> [EXERCISE TASK] Determine how many lines in the entries below include "Solar". The reply should be that number and nothing else.

Records from a dataset:
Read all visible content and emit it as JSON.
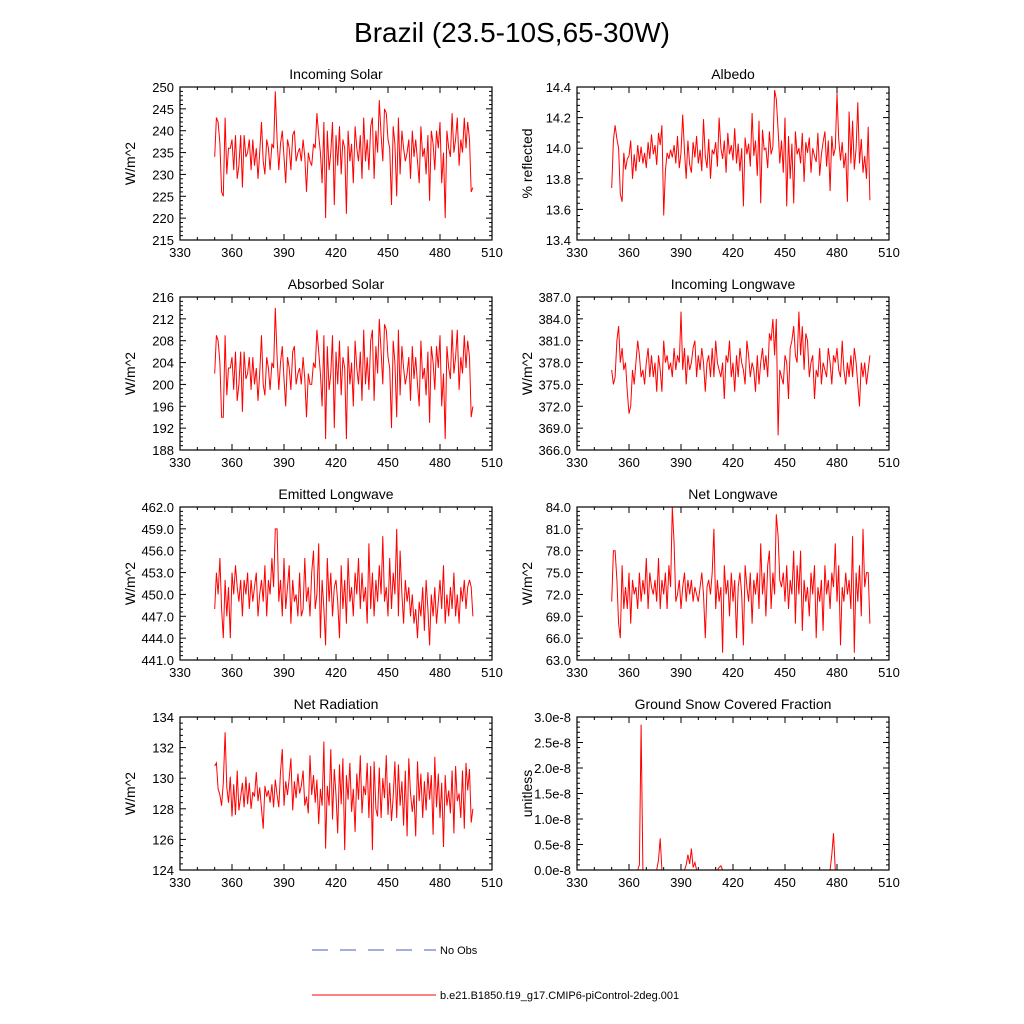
{
  "figure_title": "Brazil (23.5-10S,65-30W)",
  "legend": {
    "obs_label": "No Obs",
    "obs_color": "#4a5fc1",
    "model_label": "b.e21.B1850.f19_g17.CMIP6-piControl-2deg.001",
    "model_color": "#ff0000"
  },
  "chart_data": [
    {
      "type": "line",
      "title": "Incoming Solar",
      "ylabel": "W/m^2",
      "xlim": [
        330,
        510
      ],
      "ylim": [
        215,
        250
      ],
      "xticks": [
        330,
        360,
        390,
        420,
        450,
        480,
        510
      ],
      "yticks": [
        "215",
        "220",
        "225",
        "230",
        "235",
        "240",
        "245",
        "250"
      ],
      "x_start": 350,
      "x_end": 499,
      "values": [
        234,
        243,
        242,
        237,
        226,
        225,
        243,
        230,
        236,
        236,
        238,
        231,
        239,
        229,
        232,
        239,
        227,
        239,
        234,
        235,
        238,
        231,
        238,
        232,
        236,
        229,
        235,
        242,
        233,
        230,
        238,
        236,
        231,
        237,
        236,
        249,
        238,
        231,
        237,
        240,
        234,
        228,
        238,
        236,
        231,
        239,
        240,
        233,
        235,
        236,
        233,
        238,
        234,
        226,
        235,
        233,
        232,
        237,
        236,
        244,
        239,
        235,
        228,
        242,
        220,
        240,
        231,
        235,
        242,
        223,
        239,
        232,
        241,
        230,
        238,
        236,
        221,
        240,
        233,
        237,
        228,
        241,
        236,
        233,
        239,
        229,
        243,
        233,
        238,
        231,
        241,
        243,
        229,
        240,
        235,
        247,
        239,
        233,
        245,
        244,
        238,
        236,
        223,
        241,
        237,
        225,
        243,
        230,
        240,
        236,
        233,
        235,
        238,
        229,
        240,
        234,
        238,
        233,
        228,
        241,
        234,
        236,
        230,
        239,
        224,
        240,
        237,
        231,
        240,
        236,
        242,
        228,
        235,
        220,
        240,
        236,
        234,
        244,
        235,
        238,
        243,
        232,
        238,
        235,
        243,
        236,
        242,
        238,
        226,
        227
      ]
    },
    {
      "type": "line",
      "title": "Albedo",
      "ylabel": "% reflected",
      "xlim": [
        330,
        510
      ],
      "ylim": [
        13.4,
        14.4
      ],
      "xticks": [
        330,
        360,
        390,
        420,
        450,
        480,
        510
      ],
      "yticks": [
        "13.4",
        "13.6",
        "13.8",
        "14.0",
        "14.2",
        "14.4"
      ],
      "x_start": 350,
      "x_end": 499,
      "values": [
        13.74,
        14.05,
        14.15,
        14.06,
        14.0,
        13.7,
        13.65,
        13.97,
        13.86,
        13.93,
        13.95,
        14.05,
        13.8,
        13.96,
        13.85,
        14.02,
        13.91,
        14.01,
        13.9,
        13.97,
        13.87,
        14.04,
        13.93,
        14.09,
        13.96,
        14.02,
        13.89,
        14.1,
        14.02,
        14.15,
        13.56,
        13.85,
        13.97,
        13.93,
        13.99,
        13.94,
        14.02,
        13.9,
        14.08,
        13.87,
        13.97,
        14.22,
        13.98,
        13.8,
        14.05,
        13.89,
        13.84,
        14.04,
        13.94,
        14.08,
        13.9,
        13.99,
        13.85,
        14.19,
        13.95,
        13.87,
        14.06,
        13.8,
        13.99,
        13.96,
        14.04,
        13.88,
        14.2,
        14.0,
        13.93,
        14.05,
        13.84,
        14.1,
        13.96,
        14.02,
        13.92,
        14.13,
        13.9,
        14.03,
        13.85,
        14.0,
        13.62,
        14.07,
        13.96,
        14.03,
        13.88,
        14.23,
        13.95,
        14.05,
        13.82,
        14.18,
        13.64,
        14.12,
        13.99,
        14.0,
        13.87,
        14.11,
        13.96,
        14.01,
        14.38,
        14.32,
        14.12,
        13.9,
        14.05,
        13.84,
        14.2,
        13.62,
        14.08,
        13.8,
        14.03,
        13.64,
        14.11,
        13.96,
        14.0,
        13.9,
        14.1,
        13.78,
        14.04,
        13.97,
        14.07,
        13.84,
        14.0,
        13.95,
        13.91,
        14.1,
        13.82,
        13.96,
        14.04,
        14.11,
        13.88,
        14.05,
        13.72,
        14.08,
        13.95,
        14.0,
        14.36,
        14.06,
        13.92,
        14.04,
        13.87,
        13.97,
        13.65,
        14.24,
        13.9,
        14.18,
        13.86,
        14.0,
        14.3,
        13.9,
        14.06,
        13.84,
        13.95,
        13.8,
        14.14,
        13.66
      ]
    },
    {
      "type": "line",
      "title": "Absorbed Solar",
      "ylabel": "W/m^2",
      "xlim": [
        330,
        510
      ],
      "ylim": [
        188,
        216
      ],
      "xticks": [
        330,
        360,
        390,
        420,
        450,
        480,
        510
      ],
      "yticks": [
        "188",
        "192",
        "196",
        "200",
        "204",
        "208",
        "212",
        "216"
      ],
      "x_start": 350,
      "x_end": 499,
      "values": [
        202,
        209,
        208,
        204,
        194,
        194,
        209,
        198,
        203,
        203,
        205,
        199,
        206,
        197,
        200,
        206,
        195,
        206,
        201,
        202,
        205,
        199,
        205,
        200,
        203,
        197,
        202,
        209,
        200,
        198,
        205,
        203,
        199,
        204,
        203,
        214,
        205,
        199,
        204,
        207,
        201,
        196,
        205,
        203,
        199,
        206,
        207,
        200,
        202,
        203,
        200,
        205,
        201,
        194,
        202,
        200,
        200,
        204,
        203,
        210,
        206,
        202,
        196,
        209,
        190,
        207,
        199,
        202,
        209,
        192,
        206,
        200,
        208,
        198,
        205,
        203,
        190,
        207,
        200,
        204,
        196,
        208,
        203,
        200,
        206,
        197,
        210,
        200,
        205,
        199,
        208,
        210,
        197,
        207,
        202,
        212,
        206,
        200,
        211,
        210,
        205,
        203,
        192,
        208,
        204,
        194,
        210,
        198,
        207,
        203,
        200,
        202,
        205,
        197,
        207,
        201,
        205,
        200,
        196,
        208,
        201,
        203,
        198,
        206,
        193,
        207,
        204,
        199,
        207,
        203,
        209,
        196,
        202,
        190,
        207,
        203,
        201,
        210,
        202,
        205,
        210,
        199,
        205,
        202,
        209,
        203,
        208,
        205,
        194,
        196
      ]
    },
    {
      "type": "line",
      "title": "Incoming Longwave",
      "ylabel": "W/m^2",
      "xlim": [
        330,
        510
      ],
      "ylim": [
        366,
        387
      ],
      "xticks": [
        330,
        360,
        390,
        420,
        450,
        480,
        510
      ],
      "yticks": [
        "366.0",
        "369.0",
        "372.0",
        "375.0",
        "378.0",
        "381.0",
        "384.0",
        "387.0"
      ],
      "x_start": 350,
      "x_end": 499,
      "values": [
        377,
        375,
        376,
        381,
        383,
        378,
        380,
        377,
        378,
        374,
        371,
        372,
        377,
        375,
        378,
        381,
        379,
        376,
        377,
        375,
        378,
        380,
        376,
        379,
        376,
        378,
        374,
        379,
        377,
        374,
        381,
        378,
        379,
        377,
        378,
        376,
        380,
        377,
        379,
        378,
        385,
        377,
        380,
        375,
        379,
        377,
        378,
        380,
        381,
        376,
        379,
        377,
        380,
        378,
        374,
        378,
        379,
        376,
        380,
        376,
        381,
        378,
        377,
        376,
        378,
        373,
        379,
        378,
        381,
        376,
        378,
        374,
        379,
        376,
        380,
        378,
        377,
        375,
        381,
        379,
        376,
        378,
        377,
        374,
        379,
        375,
        378,
        380,
        377,
        379,
        376,
        382,
        381,
        384,
        379,
        384,
        368,
        377,
        376,
        375,
        379,
        378,
        373,
        380,
        381,
        383,
        379,
        378,
        385,
        379,
        383,
        377,
        382,
        381,
        376,
        378,
        379,
        373,
        377,
        376,
        380,
        375,
        378,
        377,
        376,
        380,
        378,
        375,
        379,
        378,
        380,
        377,
        376,
        381,
        377,
        375,
        378,
        376,
        379,
        376,
        380,
        378,
        375,
        372,
        378,
        376,
        378,
        375,
        377,
        379
      ]
    },
    {
      "type": "line",
      "title": "Emitted Longwave",
      "ylabel": "W/m^2",
      "xlim": [
        330,
        510
      ],
      "ylim": [
        441,
        462
      ],
      "xticks": [
        330,
        360,
        390,
        420,
        450,
        480,
        510
      ],
      "yticks": [
        "441.0",
        "444.0",
        "447.0",
        "450.0",
        "453.0",
        "456.0",
        "459.0",
        "462.0"
      ],
      "x_start": 350,
      "x_end": 499,
      "values": [
        448,
        453,
        450,
        455,
        448,
        444,
        452,
        447,
        451,
        444,
        453,
        450,
        454,
        451,
        449,
        452,
        447,
        452,
        450,
        453,
        448,
        452,
        449,
        451,
        453,
        447,
        450,
        452,
        449,
        454,
        447,
        452,
        450,
        455,
        451,
        459,
        459,
        449,
        452,
        447,
        455,
        448,
        451,
        454,
        446,
        452,
        449,
        450,
        447,
        453,
        447,
        448,
        455,
        449,
        451,
        447,
        453,
        456,
        448,
        450,
        457,
        444,
        452,
        448,
        443,
        455,
        449,
        453,
        447,
        451,
        452,
        449,
        444,
        454,
        448,
        452,
        446,
        455,
        449,
        451,
        447,
        453,
        450,
        455,
        448,
        453,
        449,
        451,
        446,
        457,
        448,
        453,
        447,
        452,
        449,
        454,
        450,
        458,
        449,
        451,
        447,
        455,
        448,
        453,
        450,
        459,
        447,
        456,
        450,
        446,
        452,
        449,
        451,
        447,
        450,
        446,
        448,
        444,
        449,
        447,
        451,
        445,
        452,
        448,
        443,
        450,
        447,
        451,
        446,
        449,
        452,
        448,
        454,
        446,
        450,
        447,
        451,
        448,
        453,
        447,
        450,
        446,
        451,
        449,
        452,
        448,
        451,
        452,
        451,
        447
      ]
    },
    {
      "type": "line",
      "title": "Net Longwave",
      "ylabel": "W/m^2",
      "xlim": [
        330,
        510
      ],
      "ylim": [
        63,
        84
      ],
      "xticks": [
        330,
        360,
        390,
        420,
        450,
        480,
        510
      ],
      "yticks": [
        "63.0",
        "66.0",
        "69.0",
        "72.0",
        "75.0",
        "78.0",
        "81.0",
        "84.0"
      ],
      "x_start": 350,
      "x_end": 499,
      "values": [
        71,
        78,
        78,
        74,
        68,
        66,
        76,
        70,
        73,
        70,
        75,
        68,
        74,
        72,
        73,
        70,
        75,
        71,
        74,
        72,
        77,
        70,
        75,
        73,
        72,
        74,
        71,
        77,
        70,
        74,
        72,
        75,
        70,
        76,
        73,
        84,
        79,
        71,
        72,
        74,
        70,
        73,
        75,
        71,
        74,
        72,
        74,
        71,
        73,
        72,
        71,
        73,
        75,
        72,
        66,
        73,
        74,
        72,
        75,
        81,
        70,
        74,
        71,
        73,
        64,
        76,
        72,
        74,
        69,
        75,
        71,
        74,
        66,
        73,
        75,
        72,
        65,
        76,
        73,
        71,
        75,
        68,
        74,
        72,
        75,
        70,
        79,
        72,
        75,
        69,
        76,
        78,
        70,
        75,
        72,
        83,
        80,
        74,
        73,
        75,
        71,
        76,
        70,
        74,
        72,
        78,
        68,
        76,
        72,
        78,
        67,
        74,
        71,
        73,
        69,
        75,
        72,
        76,
        66,
        73,
        71,
        74,
        67,
        76,
        72,
        74,
        70,
        75,
        73,
        79,
        71,
        76,
        65,
        73,
        71,
        75,
        72,
        74,
        70,
        80,
        64,
        75,
        71,
        76,
        69,
        81,
        73,
        75,
        75,
        68
      ]
    },
    {
      "type": "line",
      "title": "Net Radiation",
      "ylabel": "W/m^2",
      "xlim": [
        330,
        510
      ],
      "ylim": [
        124,
        134
      ],
      "xticks": [
        330,
        360,
        390,
        420,
        450,
        480,
        510
      ],
      "yticks": [
        "124",
        "126",
        "128",
        "130",
        "132",
        "134"
      ],
      "x_start": 350,
      "x_end": 499,
      "values": [
        130.8,
        131.0,
        129.3,
        128.9,
        128.2,
        129.7,
        133.0,
        129.4,
        128.4,
        130.1,
        127.5,
        129.6,
        127.6,
        130.5,
        127.9,
        128.8,
        129.7,
        128.1,
        130.1,
        128.3,
        129.7,
        128.0,
        129.1,
        128.8,
        130.4,
        128.5,
        129.4,
        128.0,
        126.7,
        129.5,
        128.8,
        129.2,
        128.4,
        129.6,
        128.1,
        129.9,
        128.9,
        128.1,
        130.4,
        131.9,
        128.2,
        129.8,
        128.9,
        130.0,
        131.3,
        127.9,
        129.8,
        128.7,
        130.3,
        129.0,
        129.5,
        130.5,
        128.2,
        128.8,
        127.7,
        131.5,
        128.9,
        130.2,
        128.4,
        129.9,
        127.0,
        129.3,
        128.2,
        132.4,
        125.4,
        129.5,
        128.2,
        131.9,
        127.3,
        130.6,
        128.9,
        126.4,
        130.9,
        128.3,
        131.3,
        125.3,
        130.2,
        128.6,
        131.0,
        127.8,
        129.3,
        126.5,
        130.3,
        128.6,
        131.5,
        127.7,
        129.5,
        128.9,
        131.0,
        127.4,
        130.8,
        125.3,
        131.1,
        128.0,
        127.5,
        130.7,
        127.4,
        130.0,
        128.7,
        131.5,
        127.6,
        129.7,
        127.2,
        128.8,
        131.1,
        127.4,
        130.9,
        128.2,
        129.8,
        126.9,
        130.5,
        126.2,
        131.3,
        129.0,
        127.8,
        128.9,
        126.2,
        131.1,
        128.5,
        130.3,
        127.4,
        129.8,
        127.9,
        130.4,
        128.6,
        130.2,
        126.3,
        131.4,
        128.1,
        130.3,
        127.4,
        129.7,
        125.5,
        130.2,
        128.2,
        129.2,
        127.7,
        130.5,
        126.4,
        130.8,
        128.5,
        129.0,
        127.4,
        130.5,
        126.7,
        131.0,
        129.2,
        130.6,
        127.1,
        128.0
      ]
    },
    {
      "type": "line",
      "title": "Ground Snow Covered Fraction",
      "ylabel": "unitless",
      "xlim": [
        330,
        510
      ],
      "ylim": [
        0,
        3e-08
      ],
      "xticks": [
        330,
        360,
        390,
        420,
        450,
        480,
        510
      ],
      "yticks": [
        "0.0e-8",
        "0.5e-8",
        "1.0e-8",
        "1.5e-8",
        "2.0e-8",
        "2.5e-8",
        "3.0e-8"
      ],
      "x": [
        350,
        365,
        366,
        367,
        368,
        376,
        377,
        378,
        379,
        392,
        393,
        394,
        395,
        396,
        397,
        398,
        399,
        411,
        412,
        413,
        414,
        476,
        477,
        478,
        479,
        499
      ],
      "values": [
        0,
        0,
        1e-09,
        2.85e-08,
        0,
        0,
        2e-09,
        6.2e-09,
        0,
        0,
        1e-09,
        3e-09,
        1.2e-09,
        4.2e-09,
        5e-10,
        1.5e-09,
        0,
        0,
        5e-10,
        8e-10,
        0,
        0,
        3e-09,
        7.2e-09,
        0,
        0
      ]
    }
  ]
}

> [EXPECTED ANSWER] 2